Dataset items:
┄┄┄┄┄┄

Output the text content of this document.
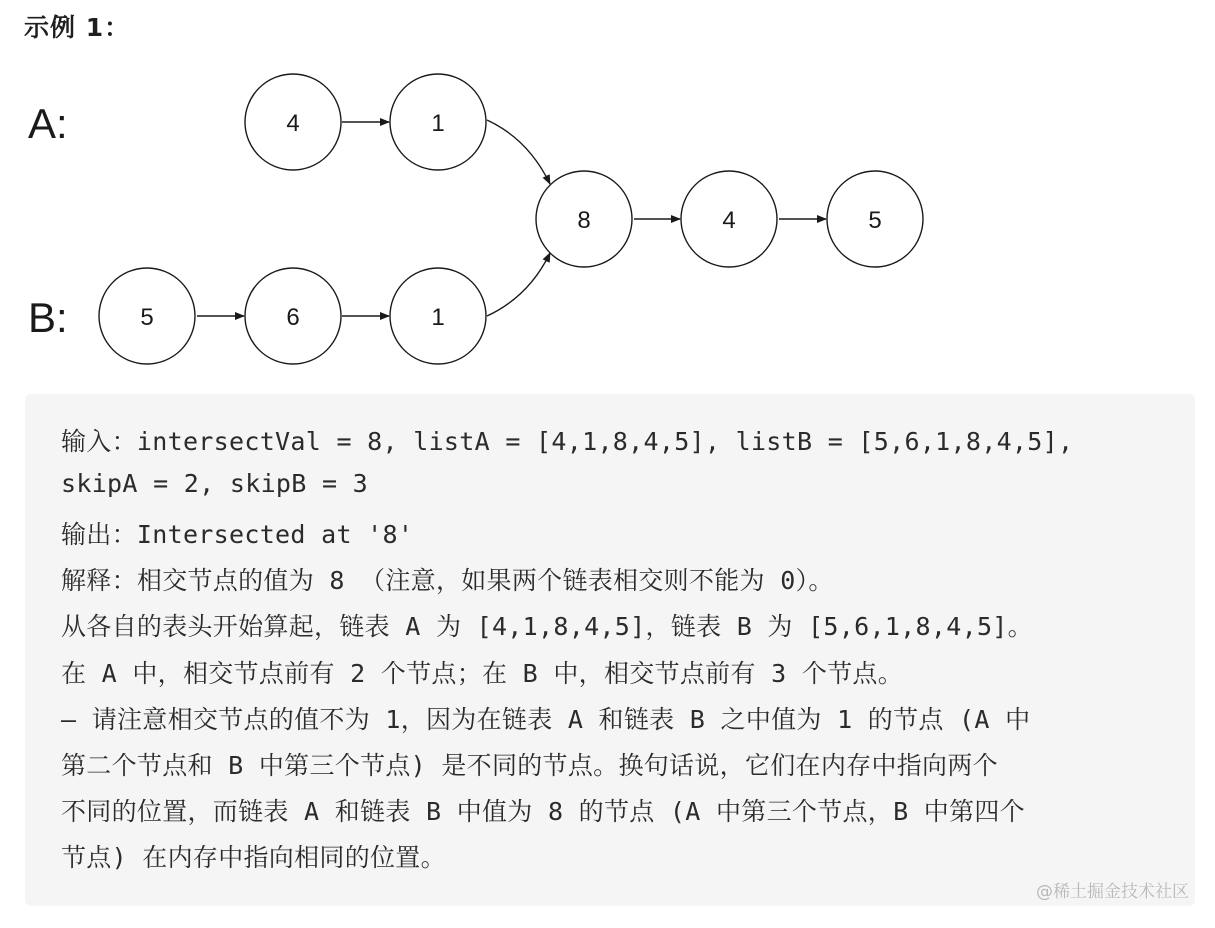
示例 1：
A:
B:
4	1
8	4	5
5	6	1
输入：intersectVal = 8, listA = [4,1,8,4,5], listB = [5,6,1,8,4,5],
skipA = 2, skipB = 3
输出：Intersected at '8'
解释：相交节点的值为 8 （注意，如果两个链表相交则不能为 0）。
从各自的表头开始算起，链表 A 为 [4,1,8,4,5]，链表 B 为 [5,6,1,8,4,5]。
在 A 中，相交节点前有 2 个节点；在 B 中，相交节点前有 3 个节点。
— 请注意相交节点的值不为 1，因为在链表 A 和链表 B 之中值为 1 的节点 (A 中
第二个节点和 B 中第三个节点) 是不同的节点。换句话说，它们在内存中指向两个
不同的位置，而链表 A 和链表 B 中值为 8 的节点 (A 中第三个节点，B 中第四个
节点) 在内存中指向相同的位置。
@稀土掘金技术社区
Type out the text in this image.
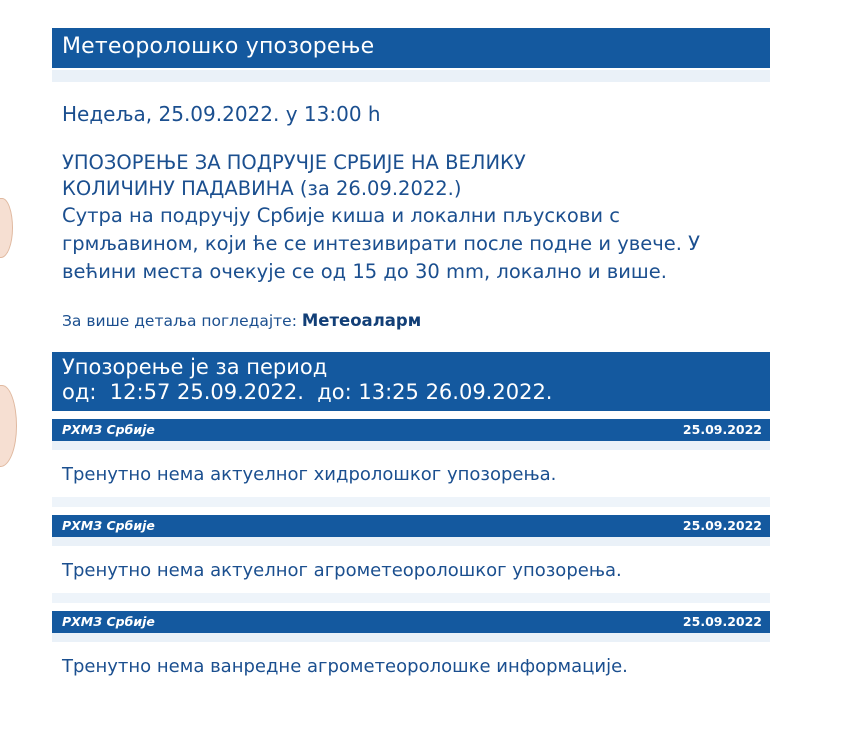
Метеоролошко упозорење
Недеља, 25.09.2022. у 13:00 h
УПОЗОРЕЊЕ ЗА ПОДРУЧЈЕ СРБИЈЕ НА ВЕЛИКУ
КОЛИЧИНУ ПАДАВИНА (за 26.09.2022.)
Сутра на подручју Србије киша и локални пљускови с грмљавином, који ће се интезивирати после подне и увече. У већини места очекује се од 15 до 30 mm, локално и више.
За више детаља погледајте: Метеоаларм
Упозорење је за период
од:  12:57 25.09.2022.  до: 13:25 26.09.2022.
РХМЗ Србије	25.09.2022
Тренутно нема актуелног хидролошког упозорења.
РХМЗ Србије	25.09.2022
Тренутно нема актуелног агрометеоролошког упозорења.
РХМЗ Србије	25.09.2022
Тренутно нема ванредне агрометеоролошке информације.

┄┄┄┄┄┄

PROBLEM TO WORK ON. The word "упозорења" may appear on some lines of these records; state how many such lines there are, and nothing else.

WRITTEN ANSWER. 2